### Given task
Which lines in the records below contain the word "Mapping"? Copy each one out.

### Dataset content
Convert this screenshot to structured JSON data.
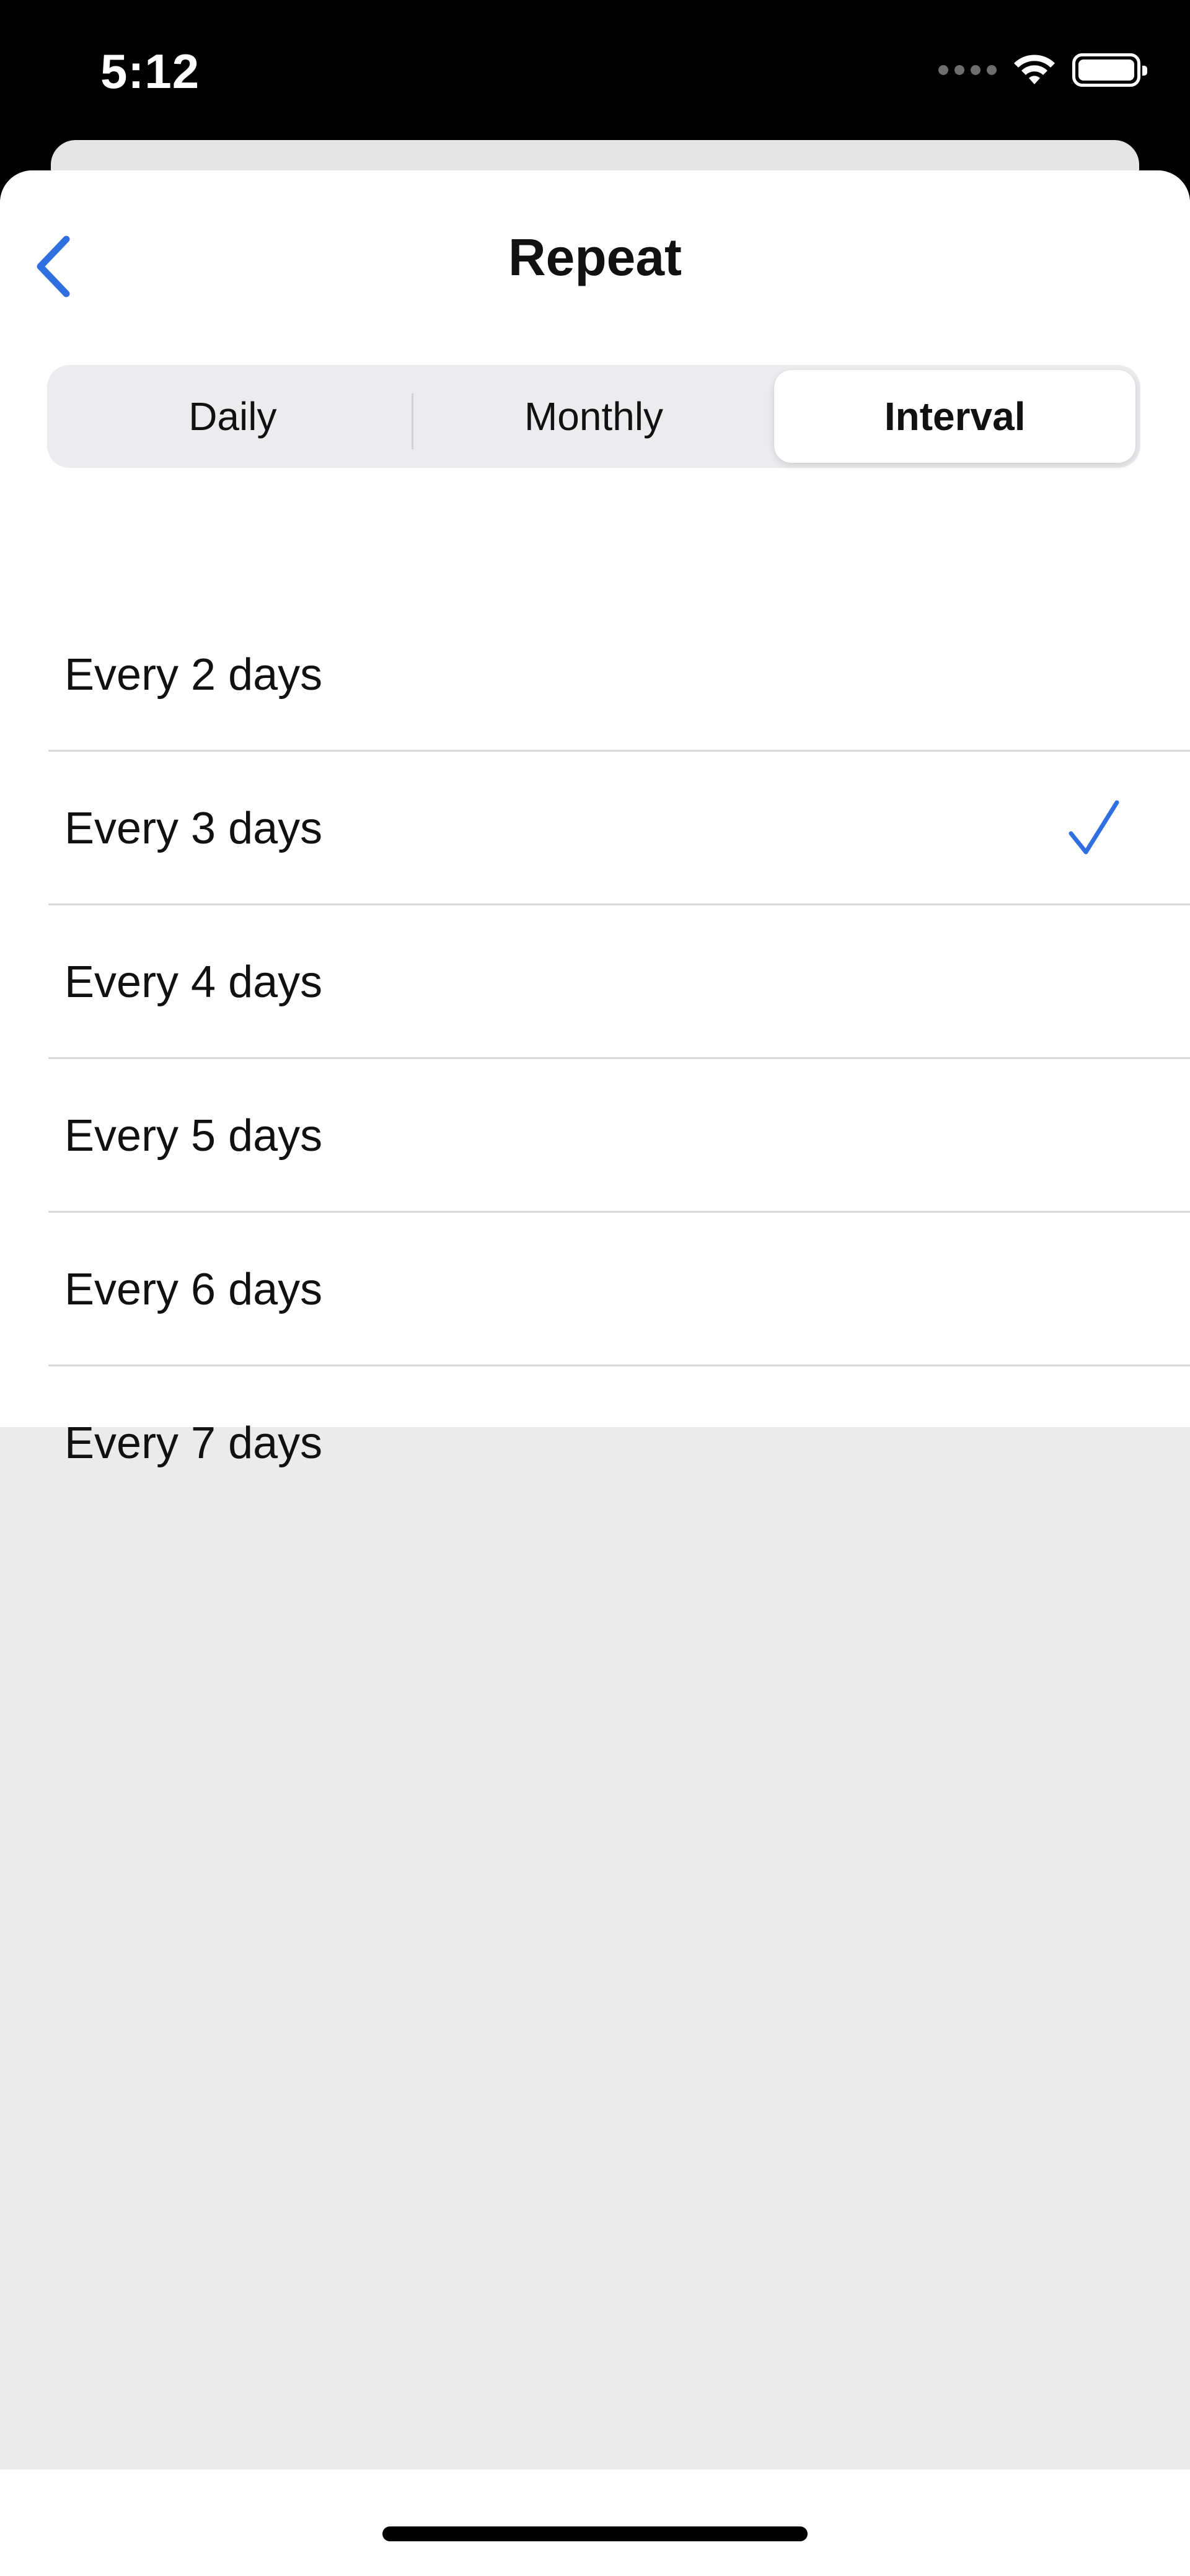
{
  "status_bar": {
    "time": "5:12"
  },
  "nav": {
    "title": "Repeat",
    "back_icon": "chevron-left-icon"
  },
  "segments": [
    {
      "label": "Daily",
      "selected": false
    },
    {
      "label": "Monthly",
      "selected": false
    },
    {
      "label": "Interval",
      "selected": true
    }
  ],
  "interval_options": [
    {
      "label": "Every 2 days",
      "checked": false
    },
    {
      "label": "Every 3 days",
      "checked": true
    },
    {
      "label": "Every 4 days",
      "checked": false
    },
    {
      "label": "Every 5 days",
      "checked": false
    },
    {
      "label": "Every 6 days",
      "checked": false
    },
    {
      "label": "Every 7 days",
      "checked": false
    }
  ],
  "colors": {
    "accent": "#2f6fe0",
    "sheet_background": "#ebebeb",
    "segmented_background": "#ececef"
  }
}
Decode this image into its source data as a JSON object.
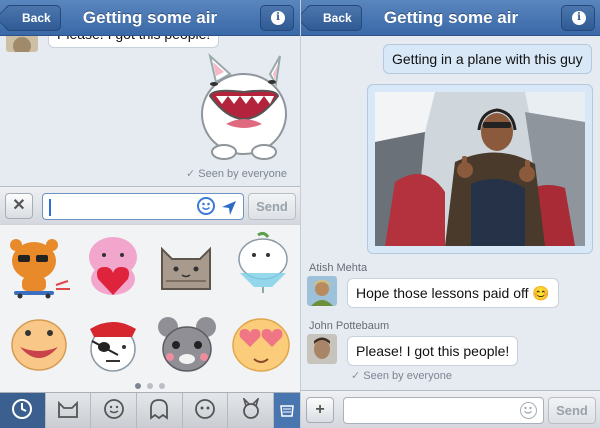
{
  "left_screen": {
    "nav": {
      "back_label": "Back",
      "title": "Getting some air",
      "info_icon": "info-icon"
    },
    "messages": [
      {
        "text": "Please! I got this people!",
        "from": "other"
      }
    ],
    "sticker_message": {
      "sticker": "happy-white-rabbit-sticker"
    },
    "seen_text": "Seen by everyone",
    "composer": {
      "clear_icon": "close-icon",
      "value": "",
      "emoji_icon": "smiley-icon",
      "location_icon": "location-arrow-icon",
      "send_label": "Send"
    },
    "stickers": [
      "tiger-skateboard-sticker",
      "pink-heart-blob-sticker",
      "gray-cat-sticker",
      "white-bird-cocktail-sticker",
      "yellow-face-sticker",
      "pirate-bunny-sticker",
      "gray-mouse-sticker",
      "heart-eyes-face-sticker"
    ],
    "page_dots": {
      "count": 3,
      "active": 0
    },
    "tabs": [
      "clock-icon",
      "cat-outline-icon",
      "smiley-outline-icon",
      "ghost-outline-icon",
      "face-outline-icon",
      "bunny-outline-icon",
      "store-icon"
    ]
  },
  "right_screen": {
    "nav": {
      "back_label": "Back",
      "title": "Getting some air",
      "info_icon": "info-icon"
    },
    "my_message": "Getting in a plane with this guy",
    "photo": {
      "subject": "man-in-plane-cockpit-thumbs-up-photo"
    },
    "messages": [
      {
        "sender": "Atish Mehta",
        "text": "Hope those lessons paid off",
        "emoji": "😊"
      },
      {
        "sender": "John Pottebaum",
        "text": "Please! I got this people!"
      }
    ],
    "seen_text": "Seen by everyone",
    "composer": {
      "add_icon": "plus-icon",
      "value": "",
      "emoji_icon": "smiley-icon",
      "send_label": "Send"
    }
  }
}
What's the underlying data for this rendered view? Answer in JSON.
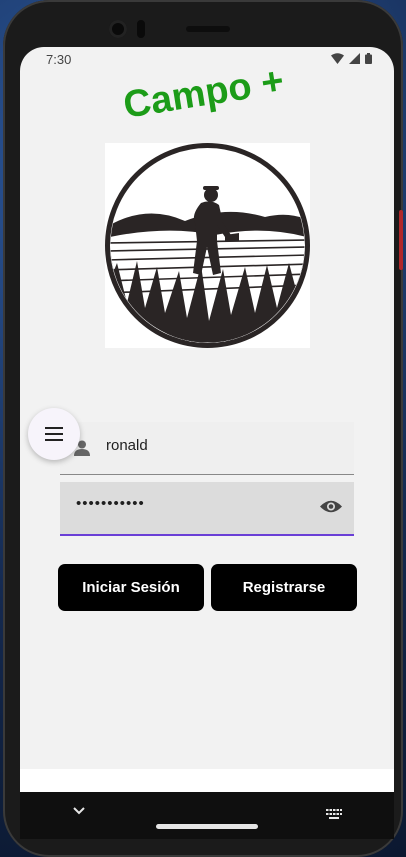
{
  "status_bar": {
    "time": "7:30"
  },
  "app": {
    "title": "Campo +"
  },
  "logo": {
    "description_icon": "farmer-field-logo"
  },
  "menu": {
    "icon": "hamburger-menu-icon"
  },
  "form": {
    "username": {
      "value": "ronald",
      "icon": "person-icon"
    },
    "password": {
      "value": "•••••••••••",
      "icon": "eye-icon"
    }
  },
  "buttons": {
    "login_label": "Iniciar Sesión",
    "register_label": "Registrarse"
  },
  "colors": {
    "title": "#1c9c18",
    "focus_underline": "#6a3fd6",
    "button_bg": "#000000"
  }
}
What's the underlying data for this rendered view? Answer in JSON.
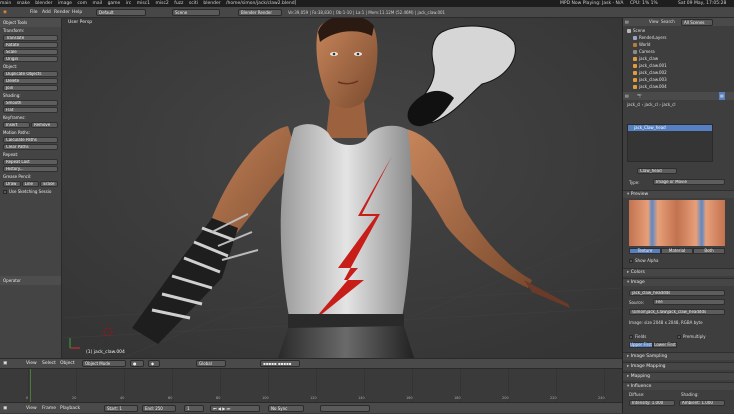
{
  "os_bar": {
    "items": [
      "main",
      "snake",
      "blender",
      "image",
      "com",
      "mail",
      "game",
      "irc",
      "misc1",
      "misc2",
      "fuzz",
      "sciti",
      "blender"
    ],
    "path": "/home/simon/jack/claw2.blend]",
    "now_playing": "MPD Now Playing: Jask - N/A",
    "cpu": "CPU: 1% 1%",
    "datetime": "Sat 09 May, 17:05:28"
  },
  "info_header": {
    "menus": [
      "File",
      "Add",
      "Render",
      "Help"
    ],
    "screen": "Default",
    "scene": "Scene",
    "engine": "Blender Render",
    "stats": "Ve:39,059 | Fa:38,830 | Ob:1-10 | La:1 | Mem:11.12M (52.46M) | jack_claw.001"
  },
  "toolshelf": {
    "title": "Object Tools",
    "transform_label": "Transform:",
    "transform_buttons": [
      "Translate",
      "Rotate",
      "Scale",
      "Origin"
    ],
    "object_label": "Object:",
    "object_buttons": [
      "Duplicate Objects",
      "Delete",
      "Join"
    ],
    "shading_label": "Shading:",
    "shading_buttons": [
      "Smooth",
      "Flat"
    ],
    "keyframes_label": "Keyframes:",
    "keyframes_buttons": [
      "Insert",
      "Remove"
    ],
    "motion_label": "Motion Paths:",
    "motion_buttons": [
      "Calculate Paths",
      "Clear Paths"
    ],
    "repeat_label": "Repeat:",
    "repeat_buttons": [
      "Repeat Last",
      "History..."
    ],
    "grease_label": "Grease Pencil:",
    "grease_buttons": [
      "Draw",
      "Line",
      "Erase"
    ],
    "sketching": "Use Sketching Sessio",
    "operator": "Operator"
  },
  "viewport": {
    "title": "User Persp",
    "object_label": "(1) jack_claw.004"
  },
  "view3d_header": {
    "menus": [
      "View",
      "Select",
      "Object"
    ],
    "mode": "Object Mode",
    "pivot": "Global"
  },
  "timeline": {
    "numbers": [
      "0",
      "20",
      "40",
      "60",
      "80",
      "100",
      "120",
      "140",
      "160",
      "180",
      "200",
      "220",
      "240"
    ]
  },
  "timeline_header": {
    "menus": [
      "View",
      "Frame",
      "Playback"
    ],
    "start": "Start: 1",
    "end": "End: 250",
    "current": "1",
    "sync": "No Sync"
  },
  "outliner": {
    "menus": [
      "View",
      "Search"
    ],
    "filter": "All Scenes",
    "items": [
      {
        "label": "Scene",
        "color": "#b7b7b7"
      },
      {
        "label": "RenderLayers",
        "color": "#9aa5c2"
      },
      {
        "label": "World",
        "color": "#b97a3a"
      },
      {
        "label": "Camera",
        "color": "#8a8a8a"
      },
      {
        "label": "jack_claw",
        "color": "#e39c3c"
      },
      {
        "label": "jack_claw.001",
        "color": "#e39c3c"
      },
      {
        "label": "jack_claw.002",
        "color": "#e39c3c"
      },
      {
        "label": "jack_claw.003",
        "color": "#e39c3c"
      },
      {
        "label": "jack_claw.004",
        "color": "#e39c3c"
      }
    ]
  },
  "properties": {
    "breadcrumb": [
      "jack_cl",
      "jack_cl",
      "jack_cl"
    ],
    "texture_slot": "jack_Claw_head",
    "texture_name": "Claw_head",
    "type_label": "Type:",
    "type_value": "Image or Movie",
    "preview_label": "Preview",
    "preview_tabs": [
      "Texture",
      "Material",
      "Both"
    ],
    "show_alpha": "Show Alpha",
    "colors_label": "Colors",
    "image_label": "Image",
    "image_field": "jack_claw_headdds",
    "source_label": "Source:",
    "source_value": "File",
    "filepath": "\\simon\\jack_Claw\\jack_claw_headdds",
    "image_info": "Image: size 2048 x 2048, RGBA byte",
    "fields": "Fields",
    "premultiply": "Premultiply",
    "upper_first": "Upper First",
    "lower_first": "Lower First",
    "image_sampling": "Image Sampling",
    "image_mapping": "Image Mapping",
    "mapping": "Mapping",
    "influence": "Influence",
    "diffuse": "Diffuse:",
    "shading": "Shading:",
    "intensity": "Intensity: 1.000",
    "ambient": "Ambient: 1.000"
  }
}
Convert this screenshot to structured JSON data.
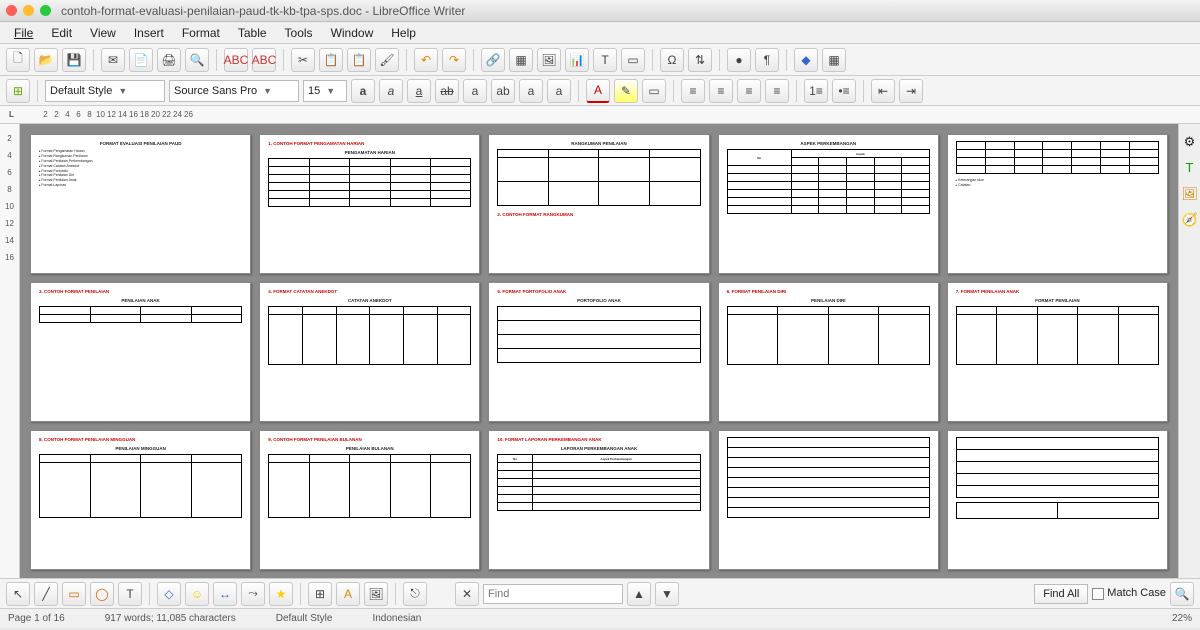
{
  "window": {
    "title": "contoh-format-evaluasi-penilaian-paud-tk-kb-tpa-sps.doc - LibreOffice Writer"
  },
  "menu": {
    "items": [
      "File",
      "Edit",
      "View",
      "Insert",
      "Format",
      "Table",
      "Tools",
      "Window",
      "Help"
    ]
  },
  "format": {
    "style_label": "Default Style",
    "font_label": "Source Sans Pro",
    "size_label": "15"
  },
  "ruler": {
    "marks": [
      "2",
      "2",
      "4",
      "6",
      "8",
      "10",
      "12",
      "14",
      "16",
      "18",
      "20",
      "22",
      "24",
      "26"
    ]
  },
  "vruler": {
    "marks": [
      "2",
      "4",
      "6",
      "8",
      "10",
      "12",
      "14",
      "16"
    ]
  },
  "search": {
    "placeholder": "Find",
    "findall": "Find All",
    "matchcase": "Match Case"
  },
  "status": {
    "page": "Page 1 of 16",
    "words": "917 words; 11,085 characters",
    "style": "Default Style",
    "lang": "Indonesian",
    "zoom": "22%"
  },
  "icons": {
    "new": "🗋",
    "open": "📂",
    "save": "💾",
    "mail": "✉",
    "pdf": "📄",
    "print": "🖨",
    "preview": "🔍",
    "cut": "✂",
    "copy": "📋",
    "paste": "📋",
    "brush": "🖌",
    "undo": "↶",
    "redo": "↷",
    "link": "🔗",
    "table": "▦",
    "image": "🖼",
    "chart": "📊",
    "text": "T",
    "frame": "▭",
    "char": "Ω",
    "sort": "⇅",
    "nonprint": "¶",
    "record": "●",
    "diamond": "◆",
    "grid": "▦",
    "bold": "a",
    "italic": "a",
    "underline": "a",
    "strike": "ab",
    "sup": "a",
    "sub": "ab",
    "super": "a",
    "a": "a",
    "hilite": "▮",
    "fontcolor": "A",
    "left": "≡",
    "center": "≡",
    "right": "≡",
    "just": "≡",
    "num": "1.",
    "bul": "•",
    "indent_dec": "⇤",
    "indent_inc": "⇥",
    "nav": "🧭",
    "gal": "🖼",
    "clip": "📎",
    "src": "📋",
    "cursor": "↖",
    "pen": "✎",
    "rect": "▭",
    "ell": "◯",
    "txt": "T",
    "diam": "◇",
    "smile": "☺",
    "arrow": "↔",
    "conn": "⤳",
    "star": "★",
    "crop": "⊞",
    "img": "🖼",
    "ext": "⎋"
  },
  "pages_red": {
    "p2": "1. CONTOH FORMAT PENGAMATAN HARIAN",
    "p4": "2. CONTOH FORMAT RANGKUMAN",
    "p6": "3. CONTOH FORMAT PENILAIAN",
    "p7": "4. FORMAT CATATAN ANEKDOT",
    "p8": "5. FORMAT PORTOFOLIO ANAK",
    "p9": "6. FORMAT PENILAIAN DIRI",
    "p10": "7. FORMAT PENILAIAN ANAK",
    "p11": "8. CONTOH FORMAT PENILAIAN MINGGUAN",
    "p12": "9. CONTOH FORMAT PENILAIAN BULANAN",
    "p13": "10. FORMAT LAPORAN PERKEMBANGAN ANAK"
  }
}
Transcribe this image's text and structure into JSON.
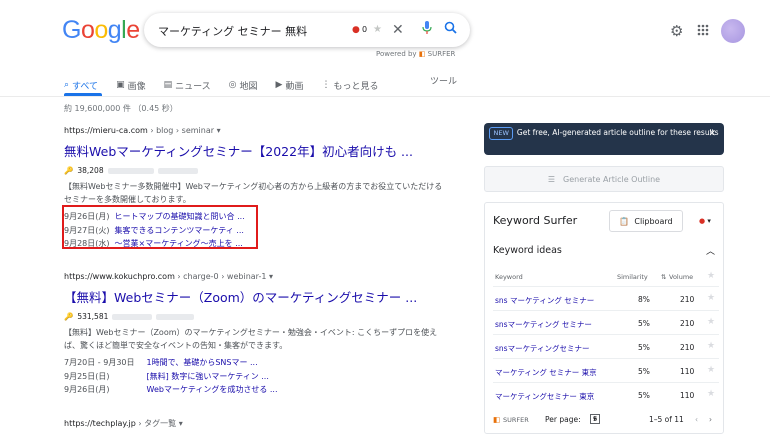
{
  "header": {
    "logo": "Google",
    "query": "マーケティング セミナー 無料",
    "badge_count": "0",
    "powered_by_label": "Powered by",
    "powered_by_brand": "SURFER"
  },
  "tabs": [
    {
      "label": "すべて",
      "icon": "search-icon"
    },
    {
      "label": "画像",
      "icon": "image-icon"
    },
    {
      "label": "ニュース",
      "icon": "news-icon"
    },
    {
      "label": "地図",
      "icon": "map-pin-icon"
    },
    {
      "label": "動画",
      "icon": "video-icon"
    },
    {
      "label": "もっと見る",
      "icon": "more-vert-icon"
    }
  ],
  "tools_label": "ツール",
  "result_count": "約 19,600,000 件 （0.45 秒）",
  "results": [
    {
      "url": "https://mieru-ca.com",
      "crumb": "› blog › seminar",
      "title": "無料Webマーケティングセミナー【2022年】初心者向けも ...",
      "metric": "38,208",
      "snippet": "【無料Webセミナー多数開催中】Webマーケティング初心者の方から上級者の方までお役立ていただけるセミナーを多数開催しております。",
      "sublinks": [
        {
          "date": "9月26日(月)",
          "text": "ヒートマップの基礎知識と問い合 ..."
        },
        {
          "date": "9月27日(火)",
          "text": "集客できるコンテンツマーケティ ..."
        },
        {
          "date": "9月28日(水)",
          "text": "～営業×マーケティング～売上を ..."
        }
      ]
    },
    {
      "url": "https://www.kokuchpro.com",
      "crumb": "› charge-0 › webinar-1",
      "title": "【無料】Webセミナー（Zoom）のマーケティングセミナー ...",
      "metric": "531,581",
      "snippet": "【無料】Webセミナー（Zoom）のマーケティングセミナー・勉強会・イベント: こくちーずプロを使えば、驚くほど簡単で安全なイベントの告知・集客ができます。",
      "sublinks": [
        {
          "date": "7月20日 - 9月30日",
          "text": "1時間で、基礎からSNSマー ..."
        },
        {
          "date": "9月25日(日)",
          "text": "[無料] 数字に強いマーケティン ..."
        },
        {
          "date": "9月26日(月)",
          "text": "Webマーケティングを成功させる ..."
        }
      ]
    },
    {
      "url": "https://techplay.jp",
      "crumb": "› タグ一覧"
    }
  ],
  "banner": {
    "new_label": "NEW",
    "text": "Get free, AI-generated article outline for these results"
  },
  "generate_button": "Generate Article Outline",
  "keyword_surfer": {
    "title": "Keyword Surfer",
    "clipboard_label": "Clipboard",
    "section": "Keyword ideas",
    "columns": {
      "keyword": "Keyword",
      "similarity": "Similarity",
      "volume": "Volume"
    },
    "rows": [
      {
        "keyword": "sns マーケティング セミナー",
        "similarity": "8%",
        "volume": "210"
      },
      {
        "keyword": "snsマーケティング セミナー",
        "similarity": "5%",
        "volume": "210"
      },
      {
        "keyword": "snsマーケティングセミナー",
        "similarity": "5%",
        "volume": "210"
      },
      {
        "keyword": "マーケティング セミナー 東京",
        "similarity": "5%",
        "volume": "110"
      },
      {
        "keyword": "マーケティングセミナー 東京",
        "similarity": "5%",
        "volume": "110"
      }
    ],
    "footer": {
      "brand": "SURFER",
      "per_page_label": "Per page:",
      "per_page_value": "5",
      "range": "1–5 of 11"
    }
  },
  "colors": {
    "accent": "#1a73e8",
    "link": "#1a0dab",
    "highlight_box": "#e01b1b",
    "banner_bg": "#24344a"
  }
}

### Final result
    "image_mapping": "Image Mapping",
    "mapping": "Mapping",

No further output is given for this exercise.